** BEGIN Records supplied **

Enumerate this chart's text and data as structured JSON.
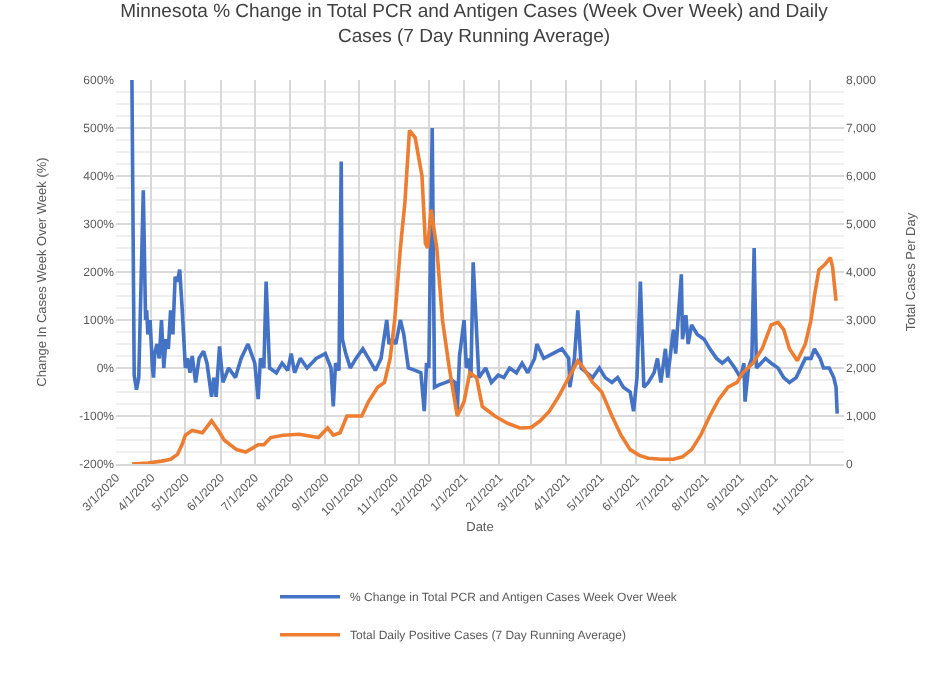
{
  "chart_data": {
    "type": "line",
    "title": "Minnesota % Change in Total PCR and Antigen Cases (Week Over Week) and Daily Cases (7 Day Running Average)",
    "xlabel": "Date",
    "ylabel": "Change In Cases Week Over Week (%)",
    "y2label": "Total Cases Per Day",
    "xlim": [
      "2020-03-01",
      "2021-12-01"
    ],
    "xticks": [
      {
        "value": "2020-03-01",
        "label": "3/1/2020"
      },
      {
        "value": "2020-04-01",
        "label": "4/1/2020"
      },
      {
        "value": "2020-05-01",
        "label": "5/1/2020"
      },
      {
        "value": "2020-06-01",
        "label": "6/1/2020"
      },
      {
        "value": "2020-07-01",
        "label": "7/1/2020"
      },
      {
        "value": "2020-08-01",
        "label": "8/1/2020"
      },
      {
        "value": "2020-09-01",
        "label": "9/1/2020"
      },
      {
        "value": "2020-10-01",
        "label": "10/1/2020"
      },
      {
        "value": "2020-11-01",
        "label": "11/1/2020"
      },
      {
        "value": "2020-12-01",
        "label": "12/1/2020"
      },
      {
        "value": "2021-01-01",
        "label": "1/1/2021"
      },
      {
        "value": "2021-02-01",
        "label": "2/1/2021"
      },
      {
        "value": "2021-03-01",
        "label": "3/1/2021"
      },
      {
        "value": "2021-04-01",
        "label": "4/1/2021"
      },
      {
        "value": "2021-05-01",
        "label": "5/1/2021"
      },
      {
        "value": "2021-06-01",
        "label": "6/1/2021"
      },
      {
        "value": "2021-07-01",
        "label": "7/1/2021"
      },
      {
        "value": "2021-08-01",
        "label": "8/1/2021"
      },
      {
        "value": "2021-09-01",
        "label": "9/1/2021"
      },
      {
        "value": "2021-10-01",
        "label": "10/1/2021"
      },
      {
        "value": "2021-11-01",
        "label": "11/1/2021"
      }
    ],
    "ylim": [
      -200,
      600
    ],
    "yticks": [
      {
        "value": -200,
        "label": "-200%"
      },
      {
        "value": -100,
        "label": "-100%"
      },
      {
        "value": 0,
        "label": "0%"
      },
      {
        "value": 100,
        "label": "100%"
      },
      {
        "value": 200,
        "label": "200%"
      },
      {
        "value": 300,
        "label": "300%"
      },
      {
        "value": 400,
        "label": "400%"
      },
      {
        "value": 500,
        "label": "500%"
      },
      {
        "value": 600,
        "label": "600%"
      }
    ],
    "y2lim": [
      0,
      8000
    ],
    "y2ticks": [
      0,
      {
        "value": 1000,
        "label": "1,000"
      },
      {
        "value": 2000,
        "label": "2,000"
      },
      {
        "value": 3000,
        "label": "3,000"
      },
      {
        "value": 4000,
        "label": "4,000"
      },
      {
        "value": 5000,
        "label": "5,000"
      },
      {
        "value": 6000,
        "label": "6,000"
      },
      {
        "value": 7000,
        "label": "7,000"
      },
      {
        "value": 8000,
        "label": "8,000"
      }
    ],
    "grid": true,
    "legend": "bottom",
    "marker": "none",
    "line_style": "solid",
    "series": [
      {
        "name": "% Change in Total PCR and Antigen Cases Week Over Week",
        "color": "#4472c4",
        "x": [
          "2020-03-15",
          "2020-03-17",
          "2020-03-19",
          "2020-03-21",
          "2020-03-25",
          "2020-03-27",
          "2020-03-28",
          "2020-03-29",
          "2020-03-31",
          "2020-04-02",
          "2020-04-03",
          "2020-04-04",
          "2020-04-06",
          "2020-04-08",
          "2020-04-10",
          "2020-04-12",
          "2020-04-14",
          "2020-04-16",
          "2020-04-18",
          "2020-04-20",
          "2020-04-22",
          "2020-04-24",
          "2020-04-26",
          "2020-04-28",
          "2020-05-01",
          "2020-05-03",
          "2020-05-05",
          "2020-05-07",
          "2020-05-10",
          "2020-05-13",
          "2020-05-17",
          "2020-05-20",
          "2020-05-24",
          "2020-05-26",
          "2020-05-28",
          "2020-05-31",
          "2020-06-03",
          "2020-06-08",
          "2020-06-14",
          "2020-06-19",
          "2020-06-25",
          "2020-06-28",
          "2020-07-01",
          "2020-07-04",
          "2020-07-06",
          "2020-07-09",
          "2020-07-11",
          "2020-07-14",
          "2020-07-20",
          "2020-07-25",
          "2020-07-30",
          "2020-08-02",
          "2020-08-05",
          "2020-08-10",
          "2020-08-16",
          "2020-08-24",
          "2020-09-01",
          "2020-09-06",
          "2020-09-08",
          "2020-09-10",
          "2020-09-13",
          "2020-09-15",
          "2020-09-16",
          "2020-09-19",
          "2020-09-23",
          "2020-09-28",
          "2020-10-04",
          "2020-10-09",
          "2020-10-15",
          "2020-10-20",
          "2020-10-25",
          "2020-10-27",
          "2020-10-30",
          "2020-11-02",
          "2020-11-06",
          "2020-11-09",
          "2020-11-13",
          "2020-11-19",
          "2020-11-24",
          "2020-11-27",
          "2020-11-29",
          "2020-12-01",
          "2020-12-04",
          "2020-12-06",
          "2020-12-10",
          "2020-12-16",
          "2020-12-21",
          "2020-12-24",
          "2020-12-26",
          "2020-12-28",
          "2021-01-01",
          "2021-01-03",
          "2021-01-05",
          "2021-01-07",
          "2021-01-09",
          "2021-01-14",
          "2021-01-20",
          "2021-01-25",
          "2021-01-31",
          "2021-02-05",
          "2021-02-10",
          "2021-02-16",
          "2021-02-21",
          "2021-02-26",
          "2021-03-04",
          "2021-03-06",
          "2021-03-12",
          "2021-03-20",
          "2021-03-28",
          "2021-04-03",
          "2021-04-04",
          "2021-04-08",
          "2021-04-11",
          "2021-04-14",
          "2021-04-19",
          "2021-04-24",
          "2021-04-30",
          "2021-05-05",
          "2021-05-11",
          "2021-05-16",
          "2021-05-21",
          "2021-05-27",
          "2021-05-30",
          "2021-06-02",
          "2021-06-05",
          "2021-06-08",
          "2021-06-12",
          "2021-06-17",
          "2021-06-20",
          "2021-06-23",
          "2021-06-27",
          "2021-06-29",
          "2021-07-04",
          "2021-07-06",
          "2021-07-11",
          "2021-07-12",
          "2021-07-15",
          "2021-07-17",
          "2021-07-20",
          "2021-07-25",
          "2021-07-31",
          "2021-08-05",
          "2021-08-11",
          "2021-08-16",
          "2021-08-21",
          "2021-08-27",
          "2021-09-01",
          "2021-09-04",
          "2021-09-05",
          "2021-09-08",
          "2021-09-11",
          "2021-09-13",
          "2021-09-15",
          "2021-09-19",
          "2021-09-23",
          "2021-09-28",
          "2021-10-04",
          "2021-10-09",
          "2021-10-14",
          "2021-10-20",
          "2021-10-28",
          "2021-11-02",
          "2021-11-05",
          "2021-11-10",
          "2021-11-13",
          "2021-11-18",
          "2021-11-22",
          "2021-11-24",
          "2021-11-25"
        ],
        "values": [
          600,
          -15,
          -45,
          -20,
          370,
          100,
          120,
          70,
          100,
          0,
          -20,
          30,
          50,
          20,
          100,
          0,
          60,
          40,
          120,
          70,
          190,
          180,
          205,
          130,
          0,
          20,
          -10,
          25,
          -30,
          20,
          35,
          10,
          -60,
          -20,
          -60,
          45,
          -30,
          0,
          -20,
          20,
          50,
          30,
          10,
          -65,
          20,
          0,
          180,
          0,
          -10,
          10,
          -5,
          30,
          -10,
          20,
          0,
          20,
          30,
          0,
          -80,
          10,
          -5,
          430,
          60,
          30,
          0,
          20,
          40,
          20,
          -5,
          20,
          100,
          50,
          60,
          50,
          100,
          70,
          0,
          -5,
          -10,
          -90,
          10,
          0,
          500,
          -40,
          -35,
          -30,
          -25,
          -30,
          -90,
          25,
          100,
          0,
          20,
          -20,
          220,
          -20,
          0,
          -30,
          -15,
          -20,
          0,
          -10,
          10,
          -10,
          20,
          50,
          20,
          30,
          40,
          20,
          -40,
          20,
          120,
          0,
          -10,
          -20,
          0,
          -20,
          -30,
          -20,
          -40,
          -50,
          -90,
          -20,
          180,
          -40,
          -30,
          -10,
          20,
          -30,
          40,
          -20,
          80,
          30,
          195,
          60,
          110,
          50,
          90,
          70,
          60,
          40,
          20,
          10,
          20,
          0,
          -20,
          10,
          -70,
          0,
          20,
          250,
          0,
          10,
          20,
          10,
          0,
          -20,
          -30,
          -20,
          20,
          20,
          40,
          20,
          0,
          0,
          -20,
          -40,
          -95
        ]
      },
      {
        "name": "Total Daily Positive Cases (7 Day Running Average)",
        "color": "#ed7d31",
        "axis": "y2",
        "x": [
          "2020-03-15",
          "2020-03-29",
          "2020-04-10",
          "2020-04-18",
          "2020-04-24",
          "2020-04-28",
          "2020-05-01",
          "2020-05-07",
          "2020-05-16",
          "2020-05-24",
          "2020-05-30",
          "2020-06-04",
          "2020-06-15",
          "2020-06-23",
          "2020-07-04",
          "2020-07-09",
          "2020-07-15",
          "2020-07-26",
          "2020-08-09",
          "2020-08-26",
          "2020-09-03",
          "2020-09-08",
          "2020-09-14",
          "2020-09-20",
          "2020-09-28",
          "2020-10-03",
          "2020-10-09",
          "2020-10-17",
          "2020-10-23",
          "2020-10-28",
          "2020-11-01",
          "2020-11-06",
          "2020-11-10",
          "2020-11-14",
          "2020-11-19",
          "2020-11-25",
          "2020-11-28",
          "2020-11-30",
          "2020-12-03",
          "2020-12-08",
          "2020-12-13",
          "2020-12-19",
          "2020-12-26",
          "2021-01-01",
          "2021-01-06",
          "2021-01-12",
          "2021-01-17",
          "2021-01-28",
          "2021-02-08",
          "2021-02-19",
          "2021-03-01",
          "2021-03-09",
          "2021-03-17",
          "2021-03-25",
          "2021-04-03",
          "2021-04-11",
          "2021-04-16",
          "2021-04-24",
          "2021-05-02",
          "2021-05-11",
          "2021-05-19",
          "2021-05-27",
          "2021-06-04",
          "2021-06-12",
          "2021-06-23",
          "2021-07-04",
          "2021-07-12",
          "2021-07-20",
          "2021-07-28",
          "2021-08-05",
          "2021-08-13",
          "2021-08-21",
          "2021-08-29",
          "2021-09-03",
          "2021-09-12",
          "2021-09-20",
          "2021-09-28",
          "2021-10-04",
          "2021-10-09",
          "2021-10-14",
          "2021-10-21",
          "2021-10-28",
          "2021-11-02",
          "2021-11-05",
          "2021-11-09",
          "2021-11-14",
          "2021-11-19",
          "2021-11-21",
          "2021-11-24"
        ],
        "values": [
          0,
          20,
          60,
          100,
          200,
          400,
          600,
          700,
          650,
          900,
          700,
          500,
          300,
          250,
          400,
          400,
          550,
          600,
          620,
          550,
          750,
          600,
          650,
          1000,
          1000,
          1000,
          1300,
          1600,
          1700,
          2200,
          3000,
          4500,
          5450,
          6950,
          6800,
          6000,
          4600,
          4500,
          5300,
          4500,
          3000,
          2000,
          1000,
          1300,
          1900,
          1800,
          1200,
          1000,
          850,
          750,
          760,
          900,
          1100,
          1400,
          1800,
          2150,
          2000,
          1700,
          1500,
          1000,
          600,
          300,
          180,
          120,
          100,
          100,
          150,
          300,
          600,
          1000,
          1350,
          1600,
          1700,
          1900,
          2100,
          2400,
          2900,
          2950,
          2800,
          2400,
          2150,
          2500,
          3000,
          3500,
          4050,
          4150,
          4300,
          4100,
          3400
        ]
      }
    ]
  }
}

** END Records supplied **

_What is asked:_ Make a list of all lines in the data that contain "Cases".

_Solution to this exercise:_
    "title": "Minnesota % Change in Total PCR and Antigen Cases (Week Over Week) and Daily Cases (7 Day Running Average)",
    "ylabel": "Change In Cases Week Over Week (%)",
    "y2label": "Total Cases Per Day",
        "name": "% Change in Total PCR and Antigen Cases Week Over Week",
        "name": "Total Daily Positive Cases (7 Day Running Average)",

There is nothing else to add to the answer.